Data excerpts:
════

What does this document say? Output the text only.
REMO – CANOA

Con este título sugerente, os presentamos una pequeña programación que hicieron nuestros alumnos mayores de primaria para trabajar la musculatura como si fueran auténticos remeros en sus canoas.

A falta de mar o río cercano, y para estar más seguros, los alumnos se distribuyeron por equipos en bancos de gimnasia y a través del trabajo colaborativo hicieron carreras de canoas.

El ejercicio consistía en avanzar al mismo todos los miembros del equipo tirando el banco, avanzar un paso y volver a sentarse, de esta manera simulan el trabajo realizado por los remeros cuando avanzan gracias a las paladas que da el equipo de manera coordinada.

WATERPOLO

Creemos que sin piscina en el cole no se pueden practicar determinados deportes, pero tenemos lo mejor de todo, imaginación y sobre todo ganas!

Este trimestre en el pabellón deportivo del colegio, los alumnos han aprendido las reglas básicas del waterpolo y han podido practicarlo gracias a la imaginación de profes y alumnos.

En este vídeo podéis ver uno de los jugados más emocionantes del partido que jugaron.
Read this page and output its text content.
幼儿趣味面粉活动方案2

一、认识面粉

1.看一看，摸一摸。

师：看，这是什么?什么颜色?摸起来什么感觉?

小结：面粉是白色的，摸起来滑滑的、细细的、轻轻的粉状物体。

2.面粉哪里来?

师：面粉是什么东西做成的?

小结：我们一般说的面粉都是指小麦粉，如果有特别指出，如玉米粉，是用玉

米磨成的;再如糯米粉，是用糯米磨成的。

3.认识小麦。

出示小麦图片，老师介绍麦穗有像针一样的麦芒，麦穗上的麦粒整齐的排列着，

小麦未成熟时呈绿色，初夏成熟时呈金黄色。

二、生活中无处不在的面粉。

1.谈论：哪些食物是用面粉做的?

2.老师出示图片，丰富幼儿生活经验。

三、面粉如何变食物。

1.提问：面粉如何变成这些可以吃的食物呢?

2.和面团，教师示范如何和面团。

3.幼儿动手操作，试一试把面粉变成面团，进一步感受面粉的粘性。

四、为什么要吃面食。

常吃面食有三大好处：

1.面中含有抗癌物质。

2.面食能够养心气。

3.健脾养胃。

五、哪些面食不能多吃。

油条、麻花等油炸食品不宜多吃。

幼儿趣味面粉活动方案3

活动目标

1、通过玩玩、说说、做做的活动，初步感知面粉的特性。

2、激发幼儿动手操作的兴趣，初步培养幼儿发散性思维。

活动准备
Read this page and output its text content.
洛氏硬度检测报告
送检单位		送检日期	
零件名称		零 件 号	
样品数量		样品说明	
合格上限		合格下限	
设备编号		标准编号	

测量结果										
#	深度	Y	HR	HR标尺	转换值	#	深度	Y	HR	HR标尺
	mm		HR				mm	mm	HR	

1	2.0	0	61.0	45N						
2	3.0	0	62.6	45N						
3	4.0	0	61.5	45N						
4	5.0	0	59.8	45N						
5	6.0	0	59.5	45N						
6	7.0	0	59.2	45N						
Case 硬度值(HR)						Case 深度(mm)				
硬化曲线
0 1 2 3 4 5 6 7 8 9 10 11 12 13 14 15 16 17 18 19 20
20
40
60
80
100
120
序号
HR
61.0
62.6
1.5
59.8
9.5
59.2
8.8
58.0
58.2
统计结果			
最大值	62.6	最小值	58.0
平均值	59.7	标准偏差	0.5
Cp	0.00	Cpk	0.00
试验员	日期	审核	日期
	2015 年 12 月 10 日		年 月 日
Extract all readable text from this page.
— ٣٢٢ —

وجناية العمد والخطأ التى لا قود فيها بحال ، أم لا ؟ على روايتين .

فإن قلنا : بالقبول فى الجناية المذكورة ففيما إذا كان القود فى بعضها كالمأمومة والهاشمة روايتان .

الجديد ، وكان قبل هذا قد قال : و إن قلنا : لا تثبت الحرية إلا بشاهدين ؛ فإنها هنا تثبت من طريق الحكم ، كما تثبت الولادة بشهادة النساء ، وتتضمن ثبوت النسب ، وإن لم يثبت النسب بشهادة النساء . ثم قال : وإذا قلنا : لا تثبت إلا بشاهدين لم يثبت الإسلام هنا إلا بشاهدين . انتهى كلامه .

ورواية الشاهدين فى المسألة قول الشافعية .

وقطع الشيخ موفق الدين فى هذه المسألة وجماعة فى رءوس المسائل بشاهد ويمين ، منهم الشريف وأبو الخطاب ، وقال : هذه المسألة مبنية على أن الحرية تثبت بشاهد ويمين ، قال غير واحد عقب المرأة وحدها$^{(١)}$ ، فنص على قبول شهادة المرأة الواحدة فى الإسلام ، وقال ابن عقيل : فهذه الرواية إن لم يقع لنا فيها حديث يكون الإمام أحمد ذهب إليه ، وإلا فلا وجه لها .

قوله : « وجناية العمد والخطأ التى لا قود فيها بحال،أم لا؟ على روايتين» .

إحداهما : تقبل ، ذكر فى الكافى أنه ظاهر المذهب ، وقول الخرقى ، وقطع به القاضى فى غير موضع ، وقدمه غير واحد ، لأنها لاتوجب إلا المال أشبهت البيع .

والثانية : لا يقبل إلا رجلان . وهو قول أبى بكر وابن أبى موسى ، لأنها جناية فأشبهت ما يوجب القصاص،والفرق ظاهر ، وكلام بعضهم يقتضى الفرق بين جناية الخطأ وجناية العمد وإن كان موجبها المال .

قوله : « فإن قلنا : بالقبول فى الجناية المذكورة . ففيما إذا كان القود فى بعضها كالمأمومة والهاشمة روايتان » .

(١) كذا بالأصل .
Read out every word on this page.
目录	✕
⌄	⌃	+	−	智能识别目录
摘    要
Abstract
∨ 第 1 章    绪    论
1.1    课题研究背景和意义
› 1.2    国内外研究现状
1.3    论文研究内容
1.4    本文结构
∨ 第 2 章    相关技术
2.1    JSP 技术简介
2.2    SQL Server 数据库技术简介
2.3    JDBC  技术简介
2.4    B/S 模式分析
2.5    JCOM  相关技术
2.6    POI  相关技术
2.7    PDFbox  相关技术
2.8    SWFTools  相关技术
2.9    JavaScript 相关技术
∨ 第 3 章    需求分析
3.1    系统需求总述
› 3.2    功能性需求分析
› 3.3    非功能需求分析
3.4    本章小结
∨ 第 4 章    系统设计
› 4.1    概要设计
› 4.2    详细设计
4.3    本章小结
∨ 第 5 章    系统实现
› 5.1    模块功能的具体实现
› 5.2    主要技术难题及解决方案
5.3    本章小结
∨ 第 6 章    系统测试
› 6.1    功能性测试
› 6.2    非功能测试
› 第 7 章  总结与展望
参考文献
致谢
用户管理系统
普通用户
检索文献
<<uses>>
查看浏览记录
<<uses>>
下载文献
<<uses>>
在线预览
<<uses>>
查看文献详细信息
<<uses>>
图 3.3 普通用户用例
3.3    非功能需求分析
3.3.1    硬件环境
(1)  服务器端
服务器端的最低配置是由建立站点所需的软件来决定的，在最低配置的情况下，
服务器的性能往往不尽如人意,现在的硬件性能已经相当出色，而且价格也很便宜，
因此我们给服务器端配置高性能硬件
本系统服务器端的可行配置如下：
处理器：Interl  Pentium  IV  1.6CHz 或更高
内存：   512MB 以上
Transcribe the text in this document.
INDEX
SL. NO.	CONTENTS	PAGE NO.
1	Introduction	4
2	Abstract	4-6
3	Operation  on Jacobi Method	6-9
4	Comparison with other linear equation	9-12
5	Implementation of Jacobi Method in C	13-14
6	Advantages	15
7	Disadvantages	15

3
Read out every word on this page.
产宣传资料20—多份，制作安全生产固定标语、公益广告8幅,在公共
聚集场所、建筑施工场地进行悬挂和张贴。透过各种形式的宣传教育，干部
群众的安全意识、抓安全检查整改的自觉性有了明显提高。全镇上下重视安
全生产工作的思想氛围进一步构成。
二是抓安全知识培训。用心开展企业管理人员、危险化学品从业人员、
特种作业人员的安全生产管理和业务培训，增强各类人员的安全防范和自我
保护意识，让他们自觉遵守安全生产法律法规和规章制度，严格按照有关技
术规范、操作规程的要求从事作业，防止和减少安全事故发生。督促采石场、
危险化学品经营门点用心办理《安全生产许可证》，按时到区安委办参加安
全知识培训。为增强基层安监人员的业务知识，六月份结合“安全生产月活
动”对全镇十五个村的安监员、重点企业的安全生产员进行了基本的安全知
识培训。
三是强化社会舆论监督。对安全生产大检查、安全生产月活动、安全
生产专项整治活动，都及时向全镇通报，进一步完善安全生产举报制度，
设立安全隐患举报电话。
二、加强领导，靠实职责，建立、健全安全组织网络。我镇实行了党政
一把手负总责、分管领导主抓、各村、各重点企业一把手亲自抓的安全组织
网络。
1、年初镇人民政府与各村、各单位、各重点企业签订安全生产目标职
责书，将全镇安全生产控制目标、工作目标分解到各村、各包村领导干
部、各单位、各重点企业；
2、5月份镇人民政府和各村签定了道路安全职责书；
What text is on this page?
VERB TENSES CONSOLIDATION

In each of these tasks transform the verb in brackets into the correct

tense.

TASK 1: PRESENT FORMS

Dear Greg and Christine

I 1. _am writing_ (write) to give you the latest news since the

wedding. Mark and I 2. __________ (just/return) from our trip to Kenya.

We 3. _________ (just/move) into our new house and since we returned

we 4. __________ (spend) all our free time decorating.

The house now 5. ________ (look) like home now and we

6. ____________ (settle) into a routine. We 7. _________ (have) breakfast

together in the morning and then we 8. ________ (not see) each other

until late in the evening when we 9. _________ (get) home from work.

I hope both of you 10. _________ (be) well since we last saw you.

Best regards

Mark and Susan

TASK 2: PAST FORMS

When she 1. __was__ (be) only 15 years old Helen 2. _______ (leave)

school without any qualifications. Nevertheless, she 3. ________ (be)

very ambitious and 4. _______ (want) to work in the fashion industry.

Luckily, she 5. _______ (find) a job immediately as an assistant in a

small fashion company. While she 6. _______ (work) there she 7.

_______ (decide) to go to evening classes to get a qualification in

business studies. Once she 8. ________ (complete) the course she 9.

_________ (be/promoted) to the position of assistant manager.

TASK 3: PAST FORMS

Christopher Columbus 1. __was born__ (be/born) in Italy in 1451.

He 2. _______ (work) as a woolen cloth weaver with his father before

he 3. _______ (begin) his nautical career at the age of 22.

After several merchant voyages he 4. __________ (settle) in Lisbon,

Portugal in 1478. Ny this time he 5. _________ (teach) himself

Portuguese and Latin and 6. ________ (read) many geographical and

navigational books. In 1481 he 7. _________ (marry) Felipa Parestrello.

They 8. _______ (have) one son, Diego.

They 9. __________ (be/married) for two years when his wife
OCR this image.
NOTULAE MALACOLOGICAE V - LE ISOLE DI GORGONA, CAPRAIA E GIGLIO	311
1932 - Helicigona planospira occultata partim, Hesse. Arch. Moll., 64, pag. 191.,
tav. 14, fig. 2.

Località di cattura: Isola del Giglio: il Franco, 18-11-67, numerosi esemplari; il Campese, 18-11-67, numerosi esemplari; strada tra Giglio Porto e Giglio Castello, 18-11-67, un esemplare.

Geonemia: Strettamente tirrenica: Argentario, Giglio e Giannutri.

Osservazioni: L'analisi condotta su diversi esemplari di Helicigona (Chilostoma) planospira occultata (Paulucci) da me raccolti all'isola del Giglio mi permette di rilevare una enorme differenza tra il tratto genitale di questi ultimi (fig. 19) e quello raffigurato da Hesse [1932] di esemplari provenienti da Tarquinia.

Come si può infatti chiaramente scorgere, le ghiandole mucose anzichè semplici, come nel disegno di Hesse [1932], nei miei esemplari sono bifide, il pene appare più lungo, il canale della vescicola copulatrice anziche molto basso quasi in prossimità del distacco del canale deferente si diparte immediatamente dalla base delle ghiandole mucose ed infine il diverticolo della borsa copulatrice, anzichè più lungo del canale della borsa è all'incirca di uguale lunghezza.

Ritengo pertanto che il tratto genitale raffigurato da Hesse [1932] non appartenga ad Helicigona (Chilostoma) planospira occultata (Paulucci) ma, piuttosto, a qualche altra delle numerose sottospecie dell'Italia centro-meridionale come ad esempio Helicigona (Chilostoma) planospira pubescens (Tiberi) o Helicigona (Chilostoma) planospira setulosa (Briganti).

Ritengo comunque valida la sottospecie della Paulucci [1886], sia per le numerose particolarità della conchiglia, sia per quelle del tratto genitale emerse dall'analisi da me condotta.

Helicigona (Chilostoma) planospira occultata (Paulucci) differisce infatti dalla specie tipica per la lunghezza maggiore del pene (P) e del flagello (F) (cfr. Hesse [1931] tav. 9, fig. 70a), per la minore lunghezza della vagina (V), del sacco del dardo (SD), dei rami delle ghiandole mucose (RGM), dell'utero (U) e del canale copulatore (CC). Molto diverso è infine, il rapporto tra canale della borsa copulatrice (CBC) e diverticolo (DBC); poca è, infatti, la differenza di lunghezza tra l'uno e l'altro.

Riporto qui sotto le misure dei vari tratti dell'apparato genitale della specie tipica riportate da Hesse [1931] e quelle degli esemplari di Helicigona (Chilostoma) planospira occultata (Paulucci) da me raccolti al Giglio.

════

■ **Exercise brief**
Pull out all lines from the entries above that include the word "gracias".

■ **Worked answer**
El ejercicio consistía en avanzar al mismo todos los miembros del equipo tirando el banco, avanzar un paso y volver a sentarse, de esta manera simulan el trabajo realizado por los remeros cuando avanzan gracias a las paladas que da el equipo de manera coordinada.
Este trimestre en el pabellón deportivo del colegio, los alumnos han aprendido las reglas básicas del waterpolo y han podido practicarlo gracias a la imaginación de profes y alumnos.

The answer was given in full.